- **DATASET**
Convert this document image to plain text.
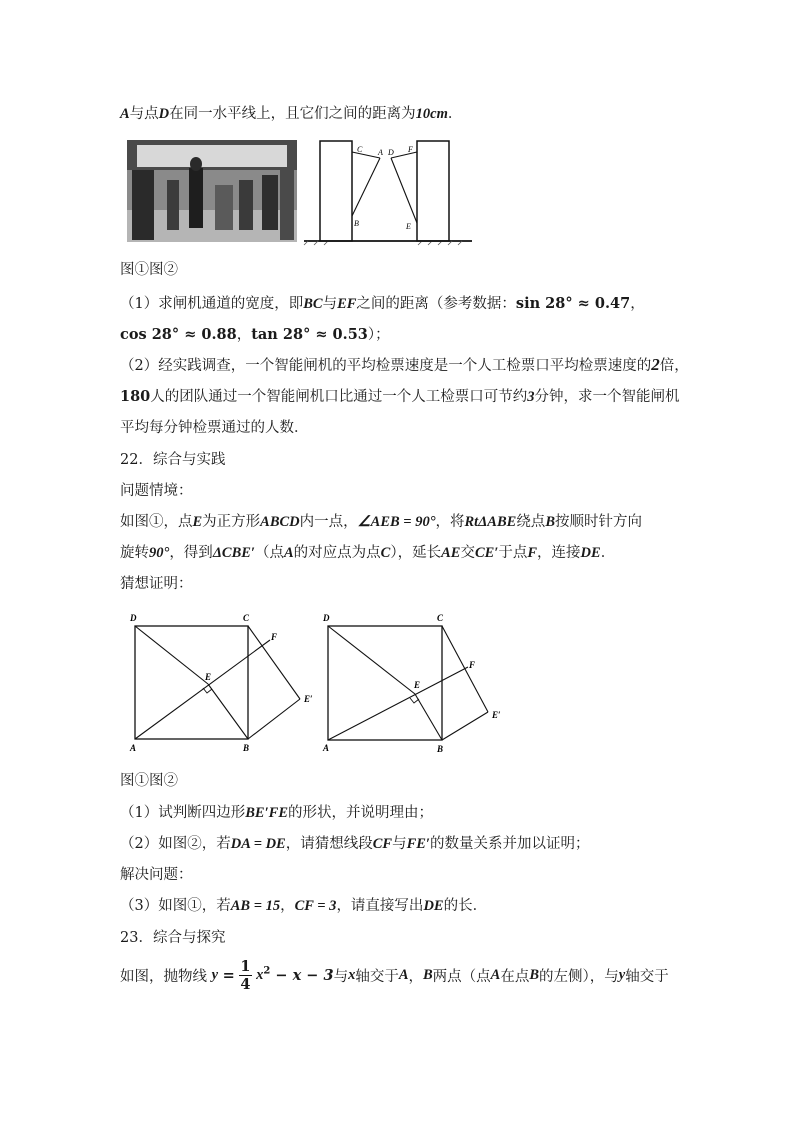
A与点D在同一水平线上，且它们之间的距离为10cm．
C A D F
B	E
图①图②
（1）求闸机通道的宽度，即BC与EF之间的距离（参考数据：sin 28° ≈ 0.47，
cos 28° ≈ 0.88，tan 28° ≈ 0.53）；
（2）经实践调查，一个智能闸机的平均检票速度是一个人工检票口平均检票速度的2倍，
180人的团队通过一个智能闸机口比通过一个人工检票口可节约3分钟，求一个智能闸机
平均每分钟检票通过的人数．
22．综合与实践
问题情境：
如图①，点E为正方形ABCD内一点，∠AEB = 90°，将RtΔABE绕点B按顺时针方向
旋转90°，得到ΔCBE′（点A的对应点为点C），延长AE交CE′于点F，连接DE．
猜想证明：
D	C
F
E
E′
A	B
D	C
F
E
E′
A	B
图①图②
（1）试判断四边形BE′FE的形状，并说明理由；
（2）如图②，若DA = DE，请猜想线段CF与FE′的数量关系并加以证明；
解决问题：
（3）如图①，若AB = 15，CF = 3，请直接写出DE的长．
23．综合与探究
如图，抛物线 $y = \frac{1}{4} x^2 - x - 3$与x轴交于A，B两点（点A在点B的左侧），与y轴交于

- **EXERCISE DESCRIPTION**
Go through the entries above and output them exactly, without pictures.

- **FINAL RESULT**
Convert this document image to plain text.
A与点D在同一水平线上，且它们之间的距离为10cm．
C A D F
B	E
图①图②
（1）求闸机通道的宽度，即BC与EF之间的距离（参考数据：sin 28° ≈ 0.47，
cos 28° ≈ 0.88，tan 28° ≈ 0.53）；
（2）经实践调查，一个智能闸机的平均检票速度是一个人工检票口平均检票速度的2倍，
180人的团队通过一个智能闸机口比通过一个人工检票口可节约3分钟，求一个智能闸机
平均每分钟检票通过的人数．
22．综合与实践
问题情境：
如图①，点E为正方形ABCD内一点，∠AEB = 90°，将RtΔABE绕点B按顺时针方向
旋转90°，得到ΔCBE′（点A的对应点为点C），延长AE交CE′于点F，连接DE．
猜想证明：
D	C
F
E
E′
A	B
D	C
F
E
E′
A	B
图①图②
（1）试判断四边形BE′FE的形状，并说明理由；
（2）如图②，若DA = DE，请猜想线段CF与FE′的数量关系并加以证明；
解决问题：
（3）如图①，若AB = 15，CF = 3，请直接写出DE的长．
23．综合与探究
如图，抛物线 $y = \frac{1}{4} x^2 - x - 3$与x轴交于A，B两点（点A在点B的左侧），与y轴交于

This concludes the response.